(Data tied to figure images)

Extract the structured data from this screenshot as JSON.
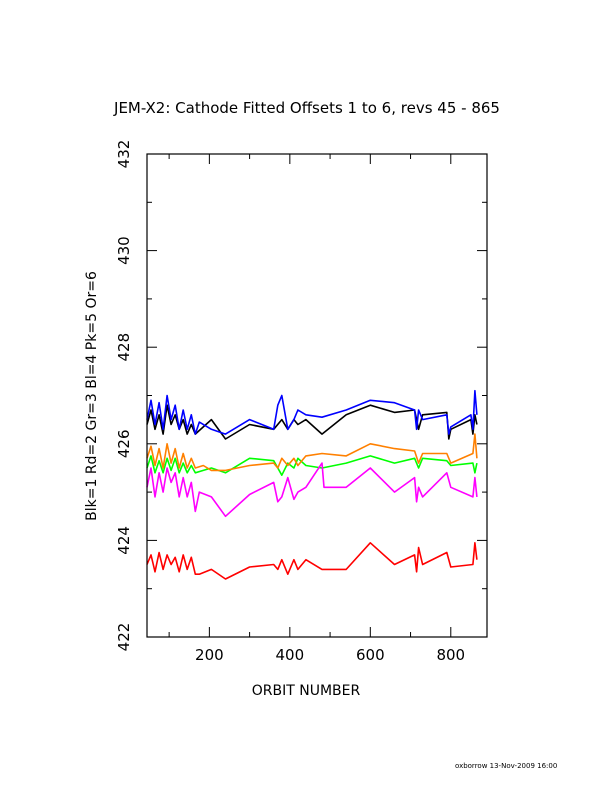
{
  "chart_data": {
    "type": "line",
    "title": "JEM-X2: Cathode Fitted Offsets 1 to 6, revs 45 - 865",
    "xlabel": "ORBIT NUMBER",
    "ylabel": "Blk=1 Rd=2 Gr=3 Bl=4 Pk=5 Or=6",
    "xlim": [
      45,
      890
    ],
    "ylim": [
      422,
      432
    ],
    "xticks": [
      200,
      400,
      600,
      800
    ],
    "yticks": [
      422,
      424,
      426,
      428,
      430,
      432
    ],
    "grid": false,
    "series": [
      {
        "name": "Blk=1",
        "color": "#000000",
        "x": [
          45,
          55,
          65,
          75,
          85,
          95,
          105,
          115,
          125,
          135,
          145,
          155,
          165,
          185,
          205,
          240,
          300,
          360,
          380,
          395,
          410,
          420,
          440,
          480,
          540,
          600,
          660,
          710,
          720,
          730,
          790,
          795,
          800,
          850,
          855,
          860,
          865
        ],
        "y": [
          426.4,
          426.7,
          426.3,
          426.6,
          426.2,
          426.8,
          426.4,
          426.6,
          426.3,
          426.5,
          426.2,
          426.4,
          426.2,
          426.35,
          426.5,
          426.1,
          426.4,
          426.3,
          426.5,
          426.3,
          426.5,
          426.4,
          426.5,
          426.2,
          426.6,
          426.8,
          426.65,
          426.7,
          426.3,
          426.6,
          426.65,
          426.1,
          426.3,
          426.5,
          426.2,
          426.6,
          426.4
        ]
      },
      {
        "name": "Rd=2",
        "color": "#ff0000",
        "x": [
          45,
          55,
          65,
          75,
          85,
          95,
          105,
          115,
          125,
          135,
          145,
          155,
          165,
          175,
          205,
          240,
          300,
          360,
          370,
          380,
          395,
          410,
          420,
          440,
          480,
          540,
          600,
          660,
          710,
          715,
          720,
          730,
          790,
          800,
          855,
          860,
          865
        ],
        "y": [
          423.5,
          423.7,
          423.35,
          423.75,
          423.4,
          423.7,
          423.5,
          423.65,
          423.35,
          423.7,
          423.4,
          423.65,
          423.3,
          423.3,
          423.4,
          423.2,
          423.45,
          423.5,
          423.4,
          423.6,
          423.3,
          423.6,
          423.4,
          423.6,
          423.4,
          423.4,
          423.95,
          423.5,
          423.7,
          423.35,
          423.85,
          423.5,
          423.75,
          423.45,
          423.5,
          423.95,
          423.6
        ]
      },
      {
        "name": "Gr=3",
        "color": "#00ff00",
        "x": [
          45,
          55,
          65,
          75,
          85,
          95,
          105,
          115,
          125,
          135,
          145,
          155,
          165,
          185,
          205,
          240,
          300,
          360,
          370,
          380,
          395,
          410,
          420,
          440,
          480,
          540,
          600,
          660,
          710,
          720,
          730,
          790,
          800,
          855,
          860,
          865
        ],
        "y": [
          425.5,
          425.75,
          425.4,
          425.65,
          425.4,
          425.7,
          425.45,
          425.7,
          425.4,
          425.6,
          425.4,
          425.55,
          425.4,
          425.45,
          425.5,
          425.4,
          425.7,
          425.65,
          425.5,
          425.35,
          425.6,
          425.5,
          425.7,
          425.55,
          425.5,
          425.6,
          425.75,
          425.6,
          425.7,
          425.5,
          425.7,
          425.65,
          425.55,
          425.6,
          425.4,
          425.6
        ]
      },
      {
        "name": "Bl=4",
        "color": "#0000ff",
        "x": [
          45,
          55,
          65,
          75,
          85,
          95,
          105,
          115,
          125,
          135,
          145,
          155,
          165,
          175,
          205,
          240,
          300,
          360,
          370,
          380,
          395,
          410,
          420,
          440,
          480,
          540,
          600,
          660,
          710,
          715,
          720,
          730,
          790,
          795,
          800,
          850,
          855,
          860,
          865
        ],
        "y": [
          426.5,
          426.9,
          426.4,
          426.85,
          426.3,
          427.0,
          426.5,
          426.8,
          426.3,
          426.7,
          426.3,
          426.6,
          426.2,
          426.45,
          426.3,
          426.2,
          426.5,
          426.3,
          426.8,
          427.0,
          426.3,
          426.5,
          426.7,
          426.6,
          426.55,
          426.7,
          426.9,
          426.85,
          426.7,
          426.3,
          426.7,
          426.5,
          426.6,
          426.2,
          426.35,
          426.6,
          426.3,
          427.1,
          426.6
        ]
      },
      {
        "name": "Pk=5",
        "color": "#ff00ff",
        "x": [
          45,
          55,
          65,
          75,
          85,
          95,
          105,
          115,
          125,
          135,
          145,
          155,
          165,
          175,
          205,
          240,
          300,
          360,
          370,
          380,
          395,
          410,
          420,
          440,
          480,
          485,
          540,
          600,
          660,
          710,
          715,
          720,
          730,
          790,
          800,
          855,
          860,
          865
        ],
        "y": [
          425.1,
          425.5,
          424.9,
          425.4,
          425.0,
          425.5,
          425.2,
          425.4,
          424.9,
          425.3,
          424.9,
          425.2,
          424.6,
          425.0,
          424.9,
          424.5,
          424.95,
          425.2,
          424.8,
          424.9,
          425.3,
          424.85,
          425.0,
          425.1,
          425.6,
          425.1,
          425.1,
          425.5,
          425.0,
          425.3,
          424.8,
          425.1,
          424.9,
          425.4,
          425.1,
          424.9,
          425.3,
          424.9
        ]
      },
      {
        "name": "Or=6",
        "color": "#ff8000",
        "x": [
          45,
          55,
          65,
          75,
          85,
          95,
          105,
          115,
          125,
          135,
          145,
          155,
          165,
          185,
          205,
          240,
          300,
          360,
          370,
          380,
          395,
          410,
          420,
          440,
          480,
          540,
          600,
          660,
          710,
          720,
          730,
          790,
          800,
          855,
          860,
          865
        ],
        "y": [
          425.7,
          425.95,
          425.55,
          425.9,
          425.5,
          426.0,
          425.6,
          425.9,
          425.5,
          425.8,
          425.5,
          425.7,
          425.5,
          425.55,
          425.45,
          425.45,
          425.55,
          425.6,
          425.5,
          425.7,
          425.55,
          425.7,
          425.55,
          425.75,
          425.8,
          425.75,
          426.0,
          425.9,
          425.85,
          425.6,
          425.8,
          425.8,
          425.6,
          425.8,
          426.2,
          425.7
        ]
      }
    ]
  },
  "footer": "oxborrow 13-Nov-2009 16:00"
}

## DIRECTIONS
Except for the pictures, copy the material above exactly.

## OUTPUT OF THE EXERCISE
Extract the structured data from this screenshot as JSON.
{
  "chart_data": {
    "type": "line",
    "title": "JEM-X2: Cathode Fitted Offsets 1 to 6, revs 45 - 865",
    "xlabel": "ORBIT NUMBER",
    "ylabel": "Blk=1 Rd=2 Gr=3 Bl=4 Pk=5 Or=6",
    "xlim": [
      45,
      890
    ],
    "ylim": [
      422,
      432
    ],
    "xticks": [
      200,
      400,
      600,
      800
    ],
    "yticks": [
      422,
      424,
      426,
      428,
      430,
      432
    ],
    "grid": false,
    "series": [
      {
        "name": "Blk=1",
        "color": "#000000",
        "x": [
          45,
          55,
          65,
          75,
          85,
          95,
          105,
          115,
          125,
          135,
          145,
          155,
          165,
          185,
          205,
          240,
          300,
          360,
          380,
          395,
          410,
          420,
          440,
          480,
          540,
          600,
          660,
          710,
          720,
          730,
          790,
          795,
          800,
          850,
          855,
          860,
          865
        ],
        "y": [
          426.4,
          426.7,
          426.3,
          426.6,
          426.2,
          426.8,
          426.4,
          426.6,
          426.3,
          426.5,
          426.2,
          426.4,
          426.2,
          426.35,
          426.5,
          426.1,
          426.4,
          426.3,
          426.5,
          426.3,
          426.5,
          426.4,
          426.5,
          426.2,
          426.6,
          426.8,
          426.65,
          426.7,
          426.3,
          426.6,
          426.65,
          426.1,
          426.3,
          426.5,
          426.2,
          426.6,
          426.4
        ]
      },
      {
        "name": "Rd=2",
        "color": "#ff0000",
        "x": [
          45,
          55,
          65,
          75,
          85,
          95,
          105,
          115,
          125,
          135,
          145,
          155,
          165,
          175,
          205,
          240,
          300,
          360,
          370,
          380,
          395,
          410,
          420,
          440,
          480,
          540,
          600,
          660,
          710,
          715,
          720,
          730,
          790,
          800,
          855,
          860,
          865
        ],
        "y": [
          423.5,
          423.7,
          423.35,
          423.75,
          423.4,
          423.7,
          423.5,
          423.65,
          423.35,
          423.7,
          423.4,
          423.65,
          423.3,
          423.3,
          423.4,
          423.2,
          423.45,
          423.5,
          423.4,
          423.6,
          423.3,
          423.6,
          423.4,
          423.6,
          423.4,
          423.4,
          423.95,
          423.5,
          423.7,
          423.35,
          423.85,
          423.5,
          423.75,
          423.45,
          423.5,
          423.95,
          423.6
        ]
      },
      {
        "name": "Gr=3",
        "color": "#00ff00",
        "x": [
          45,
          55,
          65,
          75,
          85,
          95,
          105,
          115,
          125,
          135,
          145,
          155,
          165,
          185,
          205,
          240,
          300,
          360,
          370,
          380,
          395,
          410,
          420,
          440,
          480,
          540,
          600,
          660,
          710,
          720,
          730,
          790,
          800,
          855,
          860,
          865
        ],
        "y": [
          425.5,
          425.75,
          425.4,
          425.65,
          425.4,
          425.7,
          425.45,
          425.7,
          425.4,
          425.6,
          425.4,
          425.55,
          425.4,
          425.45,
          425.5,
          425.4,
          425.7,
          425.65,
          425.5,
          425.35,
          425.6,
          425.5,
          425.7,
          425.55,
          425.5,
          425.6,
          425.75,
          425.6,
          425.7,
          425.5,
          425.7,
          425.65,
          425.55,
          425.6,
          425.4,
          425.6
        ]
      },
      {
        "name": "Bl=4",
        "color": "#0000ff",
        "x": [
          45,
          55,
          65,
          75,
          85,
          95,
          105,
          115,
          125,
          135,
          145,
          155,
          165,
          175,
          205,
          240,
          300,
          360,
          370,
          380,
          395,
          410,
          420,
          440,
          480,
          540,
          600,
          660,
          710,
          715,
          720,
          730,
          790,
          795,
          800,
          850,
          855,
          860,
          865
        ],
        "y": [
          426.5,
          426.9,
          426.4,
          426.85,
          426.3,
          427.0,
          426.5,
          426.8,
          426.3,
          426.7,
          426.3,
          426.6,
          426.2,
          426.45,
          426.3,
          426.2,
          426.5,
          426.3,
          426.8,
          427.0,
          426.3,
          426.5,
          426.7,
          426.6,
          426.55,
          426.7,
          426.9,
          426.85,
          426.7,
          426.3,
          426.7,
          426.5,
          426.6,
          426.2,
          426.35,
          426.6,
          426.3,
          427.1,
          426.6
        ]
      },
      {
        "name": "Pk=5",
        "color": "#ff00ff",
        "x": [
          45,
          55,
          65,
          75,
          85,
          95,
          105,
          115,
          125,
          135,
          145,
          155,
          165,
          175,
          205,
          240,
          300,
          360,
          370,
          380,
          395,
          410,
          420,
          440,
          480,
          485,
          540,
          600,
          660,
          710,
          715,
          720,
          730,
          790,
          800,
          855,
          860,
          865
        ],
        "y": [
          425.1,
          425.5,
          424.9,
          425.4,
          425.0,
          425.5,
          425.2,
          425.4,
          424.9,
          425.3,
          424.9,
          425.2,
          424.6,
          425.0,
          424.9,
          424.5,
          424.95,
          425.2,
          424.8,
          424.9,
          425.3,
          424.85,
          425.0,
          425.1,
          425.6,
          425.1,
          425.1,
          425.5,
          425.0,
          425.3,
          424.8,
          425.1,
          424.9,
          425.4,
          425.1,
          424.9,
          425.3,
          424.9
        ]
      },
      {
        "name": "Or=6",
        "color": "#ff8000",
        "x": [
          45,
          55,
          65,
          75,
          85,
          95,
          105,
          115,
          125,
          135,
          145,
          155,
          165,
          185,
          205,
          240,
          300,
          360,
          370,
          380,
          395,
          410,
          420,
          440,
          480,
          540,
          600,
          660,
          710,
          720,
          730,
          790,
          800,
          855,
          860,
          865
        ],
        "y": [
          425.7,
          425.95,
          425.55,
          425.9,
          425.5,
          426.0,
          425.6,
          425.9,
          425.5,
          425.8,
          425.5,
          425.7,
          425.5,
          425.55,
          425.45,
          425.45,
          425.55,
          425.6,
          425.5,
          425.7,
          425.55,
          425.7,
          425.55,
          425.75,
          425.8,
          425.75,
          426.0,
          425.9,
          425.85,
          425.6,
          425.8,
          425.8,
          425.6,
          425.8,
          426.2,
          425.7
        ]
      }
    ]
  },
  "footer": "oxborrow 13-Nov-2009 16:00"
}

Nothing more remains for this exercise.